• REQUIRED WORK:
Reproduce all lines of the listing below in which the word "słów" occurs.

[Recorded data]
****
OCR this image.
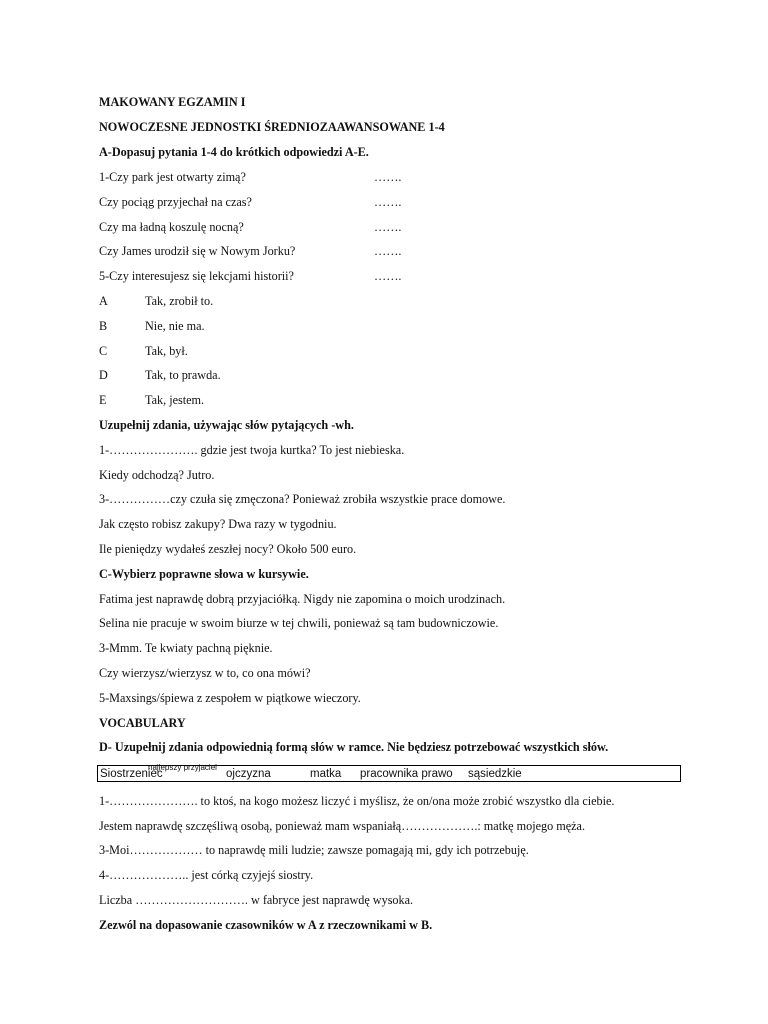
MAKOWANY EGZAMIN I
NOWOCZESNE JEDNOSTKI ŚREDNIOZAAWANSOWANE 1-4
A-Dopasuj pytania 1-4 do krótkich odpowiedzi A-E.
1-Czy park jest otwarty zimą?	…….
Czy pociąg przyjechał na czas?	…….
Czy ma ładną koszulę nocną?	…….
Czy James urodził się w Nowym Jorku?	…….
5-Czy interesujesz się lekcjami historii?	…….
A	Tak, zrobił to.
B	Nie, nie ma.
C	Tak, był.
D	Tak, to prawda.
E	Tak, jestem.
Uzupełnij zdania, używając słów pytających -wh.
1-…………………. gdzie jest twoja kurtka? To jest niebieska.
Kiedy odchodzą? Jutro.
3-……………czy czuła się zmęczona? Ponieważ zrobiła wszystkie prace domowe.
Jak często robisz zakupy? Dwa razy w tygodniu.
Ile pieniędzy wydałeś zeszłej nocy? Około 500 euro.
C-Wybierz poprawne słowa w kursywie.
Fatima jest naprawdę dobrą przyjaciółką. Nigdy nie zapomina o moich urodzinach.
Selina nie pracuje w swoim biurze w tej chwili, ponieważ są tam budowniczowie.
3-Mmm. Te kwiaty pachną pięknie.
Czy wierzysz/wierzysz w to, co ona mówi?
5-Maxsings/śpiewa z zespołem w piątkowe wieczory.
VOCABULARY
D- Uzupełnij zdania odpowiednią formą słów w ramce. Nie będziesz potrzebować wszystkich słów.
Siostrzeniec
najlepszy przyjaciel
ojczyzna	matka pracownika prawo sąsiedzkie
1-…………………. to ktoś, na kogo możesz liczyć i myślisz, że on/ona może zrobić wszystko dla ciebie.
Jestem naprawdę szczęśliwą osobą, ponieważ mam wspaniałą……………….: matkę mojego męża.
3-Moi……………… to naprawdę mili ludzie; zawsze pomagają mi, gdy ich potrzebuję.
4-……………….. jest córką czyjejś siostry.
Liczba ………………………. w fabryce jest naprawdę wysoka.
Zezwól na dopasowanie czasowników w A z rzeczownikami w B.
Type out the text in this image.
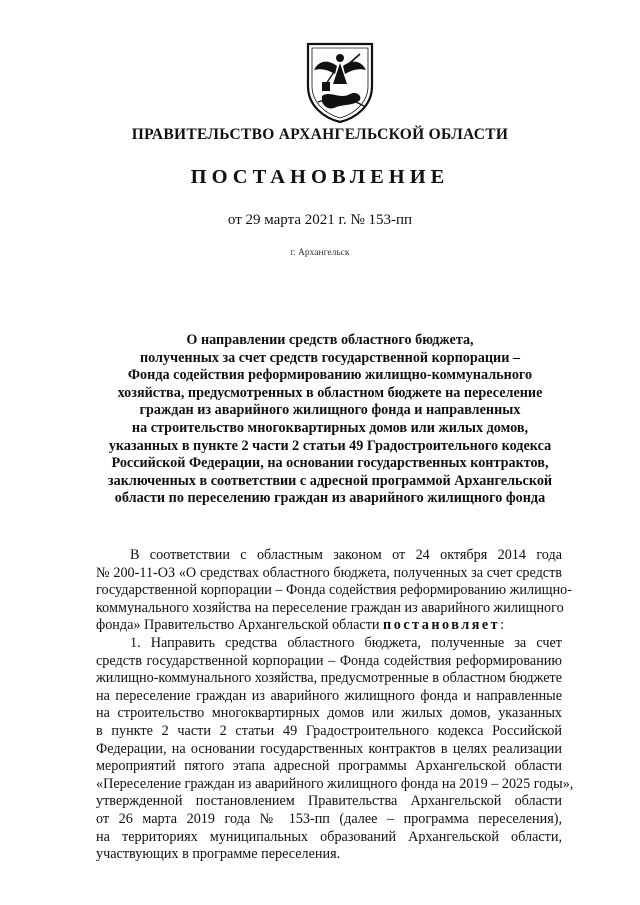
ПРАВИТЕЛЬСТВО АРХАНГЕЛЬСКОЙ ОБЛАСТИ
ПОСТАНОВЛЕНИЕ
от 29 марта 2021 г. № 153-пп
г. Архангельск
О направлении средств областного бюджета,
полученных за счет средств государственной корпорации –
Фонда содействия реформированию жилищно-коммунального
хозяйства, предусмотренных в областном бюджете на переселение
граждан из аварийного жилищного фонда и направленных
на строительство многоквартирных домов или жилых домов,
указанных в пункте 2 части 2 статьи 49 Градостроительного кодекса
Российской Федерации, на основании государственных контрактов,
заключенных в соответствии с адресной программой Архангельской
области по переселению граждан из аварийного жилищного фонда
В соответствии с областным законом от 24 октября 2014 года
№ 200-11-ОЗ «О средствах областного бюджета, полученных за счет средств
государственной корпорации – Фонда содействия реформированию жилищно-
коммунального хозяйства на переселение граждан из аварийного жилищного
фонда» Правительство Архангельской области постановляет:
1. Направить средства областного бюджета, полученные за счет
средств государственной корпорации – Фонда содействия реформированию
жилищно-коммунального хозяйства, предусмотренные в областном бюджете
на переселение граждан из аварийного жилищного фонда и направленные
на строительство многоквартирных домов или жилых домов, указанных
в пункте 2 части 2 статьи 49 Градостроительного кодекса Российской
Федерации, на основании государственных контрактов в целях реализации
мероприятий пятого этапа адресной программы Архангельской области
«Переселение граждан из аварийного жилищного фонда на 2019 – 2025 годы»,
утвержденной постановлением Правительства Архангельской области
от 26 марта 2019 года № 153-пп (далее – программа переселения),
на территориях муниципальных образований Архангельской области,
участвующих в программе переселения.
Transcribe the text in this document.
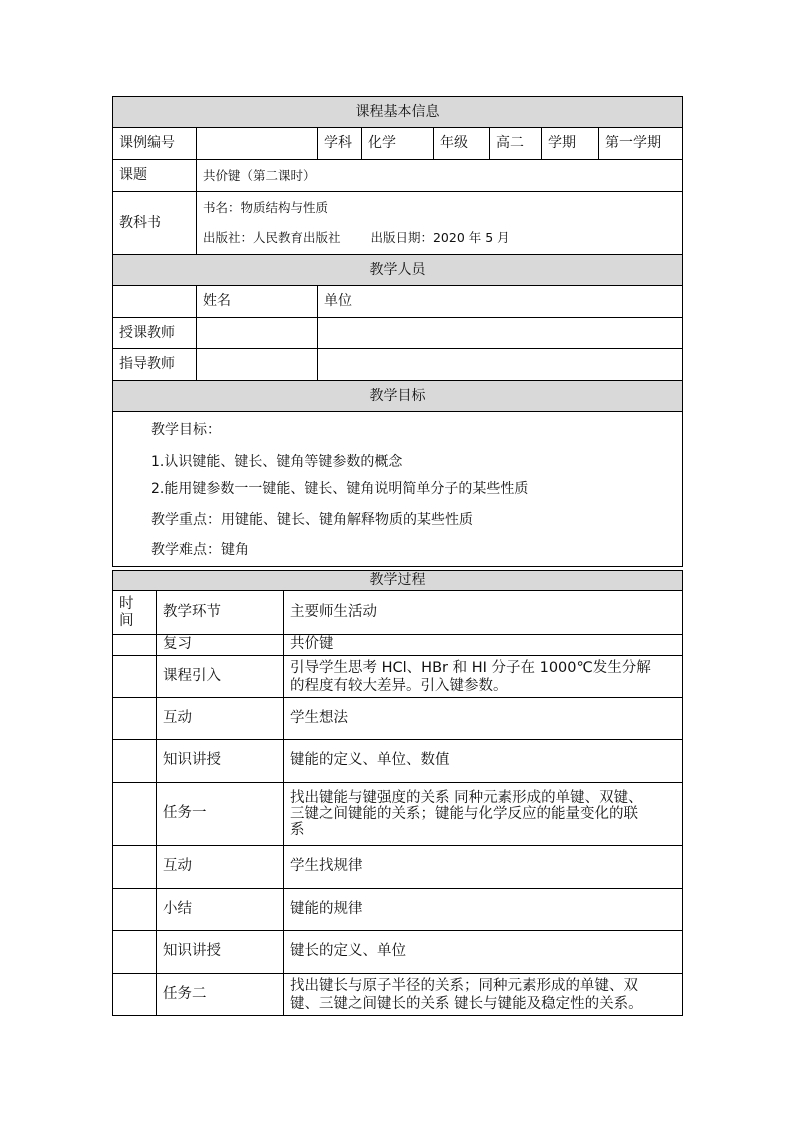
课程基本信息							
课例编号		学科	化学	年级	高二	学期	第一学期
课题	共价键（第二课时）						
教科书	书名：物质结构与性质
出版社：人民教育出版社 出版日期：2020 年 5 月						

教学人员							
	姓名	单位					
授课教师							
指导教师							
教学目标							

教学目标：
1.认识键能、键长、键角等键参数的概念
2.能用键参数一一键能、键长、键角说明简单分子的某些性质
教学重点：用键能、键长、键角解释物质的某些性质
教学难点：键角							
教学过程		
时
间	教学环节	主要师生活动
	复习	共价键
	课程引入	引导学生思考 HCl、HBr 和 HI 分子在 1000℃发生分解
的程度有较大差异。引入键参数。
	互动	学生想法
	知识讲授	键能的定义、单位、数值
	任务一	找出键能与键强度的关系 同种元素形成的单键、双键、
三键之间键能的关系；键能与化学反应的能量变化的联
系
	互动	学生找规律
	小结	键能的规律
	知识讲授	键长的定义、单位
	任务二	找出键长与原子半径的关系；同种元素形成的单键、双
键、三键之间键长的关系 键长与键能及稳定性的关系。
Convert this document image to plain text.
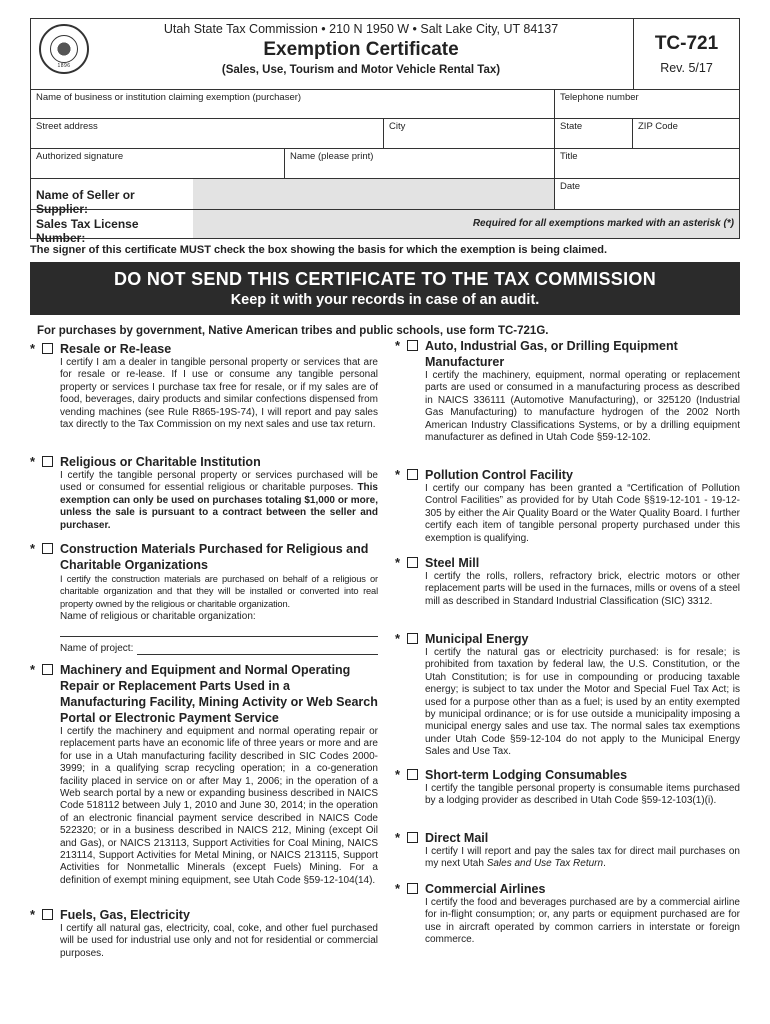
1896
Utah State Tax Commission • 210 N 1950 W • Salt Lake City, UT 84137
Exemption Certificate
(Sales, Use, Tourism and Motor Vehicle Rental Tax)
TC-721
Rev. 5/17
Name of business or institution claiming exemption (purchaser)	Telephone number
Street address	City	State	ZIP Code
Authorized signature	Name (please print)	Title
Name of Seller or Supplier:
Date
Sales Tax License Number:
Required for all exemptions marked with an asterisk (*)
The signer of this certificate MUST check the box showing the basis for which the exemption is being claimed.
DO NOT SEND THIS CERTIFICATE TO THE TAX COMMISSION
Keep it with your records in case of an audit.
For purchases by government, Native American tribes and public schools, use form TC-721G.
*	Resale or Re-lease
I certify I am a dealer in tangible personal property or services that are for resale or re-lease. If I use or consume any tangible personal property or services I purchase tax free for resale, or if my sales are of food, beverages, dairy products and similar confections dispensed from vending machines (see Rule R865-19S-74), I will report and pay sales tax directly to the Tax Commission on my next sales and use tax return.
*	Religious or Charitable Institution
I certify the tangible personal property or services purchased will be used or consumed for essential religious or charitable purposes. This exemption can only be used on purchases totaling $1,000 or more, unless the sale is pursuant to a contract between the seller and purchaser.
*	Construction Materials Purchased for Religious and Charitable Organizations
I certify the construction materials are purchased on behalf of a religious or charitable organization and that they will be installed or converted into real property owned by the religious or charitable organization.
Name of religious or charitable organization:
Name of project:
*	Machinery and Equipment and Normal Operating Repair or Replacement Parts Used in a Manufacturing Facility, Mining Activity or Web Search Portal or Electronic Payment Service
I certify the machinery and equipment and normal operating repair or replacement parts have an economic life of three years or more and are for use in a Utah manufacturing facility described in SIC Codes 2000-3999; in a qualifying scrap recycling operation; in a co-generation facility placed in service on or after May 1, 2006; in the operation of a Web search portal by a new or expanding business described in NAICS Code 518112 between July 1, 2010 and June 30, 2014; in the operation of an electronic financial payment service described in NAICS Code 522320; or in a business described in NAICS 212, Mining (except Oil and Gas), or NAICS 213113, Support Activities for Coal Mining, NAICS 213114, Support Activities for Metal Mining, or NAICS 213115, Support Activities for Nonmetallic Minerals (except Fuels) Mining. For a definition of exempt mining equipment, see Utah Code §59-12-104(14).
*	Fuels, Gas, Electricity
I certify all natural gas, electricity, coal, coke, and other fuel purchased will be used for industrial use only and not for residential or commercial purposes.
*	Auto, Industrial Gas, or Drilling Equipment Manufacturer
I certify the machinery, equipment, normal operating or replacement parts are used or consumed in a manufacturing process as described in NAICS 336111 (Automotive Manufacturing), or 325120 (Industrial Gas Manufacturing) to manufacture hydrogen of the 2002 North American Industry Classifications Systems, or by a drilling equipment manufacturer as defined in Utah Code §59-12-102.
*	Pollution Control Facility
I certify our company has been granted a “Certification of Pollution Control Facilities” as provided for by Utah Code §§19-12-101 - 19-12-305 by either the Air Quality Board or the Water Quality Board. I further certify each item of tangible personal property purchased under this exemption is qualifying.
*	Steel Mill
I certify the rolls, rollers, refractory brick, electric motors or other replacement parts will be used in the furnaces, mills or ovens of a steel mill as described in Standard Industrial Classification (SIC) 3312.
*	Municipal Energy
I certify the natural gas or electricity purchased: is for resale; is prohibited from taxation by federal law, the U.S. Constitution, or the Utah Constitution; is for use in compounding or producing taxable energy; is subject to tax under the Motor and Special Fuel Tax Act; is used for a purpose other than as a fuel; is used by an entity exempted by municipal ordinance; or is for use outside a municipality imposing a municipal energy sales and use tax. The normal sales tax exemptions under Utah Code §59-12-104 do not apply to the Municipal Energy Sales and Use Tax.
*	Short-term Lodging Consumables
I certify the tangible personal property is consumable items purchased by a lodging provider as described in Utah Code §59-12-103(1)(i).
*	Direct Mail
I certify I will report and pay the sales tax for direct mail purchases on my next Utah Sales and Use Tax Return.
*	Commercial Airlines
I certify the food and beverages purchased are by a commercial airline for in-flight consumption; or, any parts or equipment purchased are for use in aircraft operated by common carriers in interstate or foreign commerce.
****
• ANSWER:
Uzupełnij zdania, używając słów pytających -wh.
D- Uzupełnij zdania odpowiednią formą słów w ramce. Nie będziesz potrzebować wszystkich słów.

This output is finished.